> _Objective_: Filter the data for lines with the word "N₂H₄", then copy every line so identified.

[Dataset records]
------------------------
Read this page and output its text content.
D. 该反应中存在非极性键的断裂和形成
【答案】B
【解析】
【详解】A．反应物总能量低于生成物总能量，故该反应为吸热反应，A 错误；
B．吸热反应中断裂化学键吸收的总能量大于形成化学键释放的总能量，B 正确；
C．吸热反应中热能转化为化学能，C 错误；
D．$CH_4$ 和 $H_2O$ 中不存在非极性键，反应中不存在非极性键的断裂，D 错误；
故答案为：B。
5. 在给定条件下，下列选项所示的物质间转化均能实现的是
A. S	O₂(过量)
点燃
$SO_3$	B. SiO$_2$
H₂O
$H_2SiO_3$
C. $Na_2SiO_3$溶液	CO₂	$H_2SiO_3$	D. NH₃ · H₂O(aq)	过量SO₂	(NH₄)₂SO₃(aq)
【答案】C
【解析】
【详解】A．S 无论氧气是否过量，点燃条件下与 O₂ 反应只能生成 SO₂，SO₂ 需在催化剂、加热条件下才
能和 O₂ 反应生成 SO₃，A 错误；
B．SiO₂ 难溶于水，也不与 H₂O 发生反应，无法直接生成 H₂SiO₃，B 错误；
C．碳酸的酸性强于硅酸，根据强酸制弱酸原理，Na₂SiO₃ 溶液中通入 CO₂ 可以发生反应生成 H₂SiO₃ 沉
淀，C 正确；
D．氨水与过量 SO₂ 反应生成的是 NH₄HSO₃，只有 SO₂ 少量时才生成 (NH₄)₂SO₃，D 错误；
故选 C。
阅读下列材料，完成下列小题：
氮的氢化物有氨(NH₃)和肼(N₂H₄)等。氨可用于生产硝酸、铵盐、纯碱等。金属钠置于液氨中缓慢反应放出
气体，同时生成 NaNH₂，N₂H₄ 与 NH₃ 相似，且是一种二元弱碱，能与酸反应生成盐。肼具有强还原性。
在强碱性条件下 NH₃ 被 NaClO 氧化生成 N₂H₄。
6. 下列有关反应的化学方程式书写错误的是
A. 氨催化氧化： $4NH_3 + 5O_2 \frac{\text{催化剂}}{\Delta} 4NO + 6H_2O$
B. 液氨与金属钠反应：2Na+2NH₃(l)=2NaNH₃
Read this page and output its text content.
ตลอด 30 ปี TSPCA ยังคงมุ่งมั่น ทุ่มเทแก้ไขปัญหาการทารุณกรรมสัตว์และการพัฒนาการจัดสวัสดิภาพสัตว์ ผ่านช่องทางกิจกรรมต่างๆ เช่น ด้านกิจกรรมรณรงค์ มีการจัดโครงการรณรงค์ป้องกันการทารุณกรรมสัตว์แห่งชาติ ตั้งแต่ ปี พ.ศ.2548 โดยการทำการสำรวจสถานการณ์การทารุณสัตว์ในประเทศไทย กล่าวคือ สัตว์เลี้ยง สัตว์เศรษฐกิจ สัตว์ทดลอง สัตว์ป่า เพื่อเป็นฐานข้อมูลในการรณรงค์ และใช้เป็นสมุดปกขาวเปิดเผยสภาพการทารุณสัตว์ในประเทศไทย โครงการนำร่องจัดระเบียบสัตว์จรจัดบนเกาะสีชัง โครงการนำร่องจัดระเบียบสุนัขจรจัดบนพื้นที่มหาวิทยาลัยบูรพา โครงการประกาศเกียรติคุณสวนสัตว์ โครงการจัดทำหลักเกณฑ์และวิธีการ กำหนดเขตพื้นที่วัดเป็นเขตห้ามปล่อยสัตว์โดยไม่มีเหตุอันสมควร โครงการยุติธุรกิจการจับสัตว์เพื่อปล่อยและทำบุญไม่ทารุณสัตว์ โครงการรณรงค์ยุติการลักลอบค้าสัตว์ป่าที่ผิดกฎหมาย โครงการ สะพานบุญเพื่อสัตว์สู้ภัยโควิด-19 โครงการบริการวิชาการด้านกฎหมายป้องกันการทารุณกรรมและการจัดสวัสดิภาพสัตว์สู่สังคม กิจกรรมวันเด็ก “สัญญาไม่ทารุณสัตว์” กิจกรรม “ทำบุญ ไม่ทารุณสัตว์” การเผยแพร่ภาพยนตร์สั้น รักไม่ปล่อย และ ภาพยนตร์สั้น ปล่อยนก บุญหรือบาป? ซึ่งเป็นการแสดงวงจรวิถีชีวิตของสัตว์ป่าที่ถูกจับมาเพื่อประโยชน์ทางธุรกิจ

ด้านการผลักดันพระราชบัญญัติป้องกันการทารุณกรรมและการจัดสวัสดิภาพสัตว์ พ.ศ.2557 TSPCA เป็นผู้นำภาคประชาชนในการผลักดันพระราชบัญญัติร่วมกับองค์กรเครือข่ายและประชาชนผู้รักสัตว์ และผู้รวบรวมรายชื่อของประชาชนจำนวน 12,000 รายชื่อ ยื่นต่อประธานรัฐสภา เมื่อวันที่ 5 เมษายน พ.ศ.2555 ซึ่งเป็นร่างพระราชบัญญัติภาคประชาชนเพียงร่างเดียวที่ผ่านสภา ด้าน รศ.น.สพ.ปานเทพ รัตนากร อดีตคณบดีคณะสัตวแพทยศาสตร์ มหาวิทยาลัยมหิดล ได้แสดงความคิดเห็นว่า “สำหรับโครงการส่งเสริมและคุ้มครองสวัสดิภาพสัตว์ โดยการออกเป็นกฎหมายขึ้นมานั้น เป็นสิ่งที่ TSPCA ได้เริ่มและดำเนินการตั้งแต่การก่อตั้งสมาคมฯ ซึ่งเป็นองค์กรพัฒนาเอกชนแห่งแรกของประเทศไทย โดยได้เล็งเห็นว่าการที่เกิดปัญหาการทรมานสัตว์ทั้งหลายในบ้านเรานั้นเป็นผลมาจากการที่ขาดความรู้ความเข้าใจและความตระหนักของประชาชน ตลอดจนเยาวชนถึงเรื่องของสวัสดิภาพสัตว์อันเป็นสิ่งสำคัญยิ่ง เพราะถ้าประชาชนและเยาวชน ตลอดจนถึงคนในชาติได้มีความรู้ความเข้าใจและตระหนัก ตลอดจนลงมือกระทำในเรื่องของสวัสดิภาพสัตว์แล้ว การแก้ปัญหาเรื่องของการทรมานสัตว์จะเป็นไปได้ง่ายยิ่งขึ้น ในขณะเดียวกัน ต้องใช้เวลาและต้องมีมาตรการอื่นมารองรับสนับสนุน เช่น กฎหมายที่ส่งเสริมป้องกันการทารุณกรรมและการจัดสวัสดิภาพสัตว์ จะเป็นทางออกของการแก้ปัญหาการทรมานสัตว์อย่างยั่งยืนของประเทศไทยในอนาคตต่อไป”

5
------------------------
> _In response_:
氮的氢化物有氨(NH₃)和肼(N₂H₄)等。氨可用于生产硝酸、铵盐、纯碱等。金属钠置于液氨中缓慢反应放出
气体，同时生成 NaNH₂，N₂H₄ 与 NH₃ 相似，且是一种二元弱碱，能与酸反应生成盐。肼具有强还原性。
在强碱性条件下 NH₃ 被 NaClO 氧化生成 N₂H₄。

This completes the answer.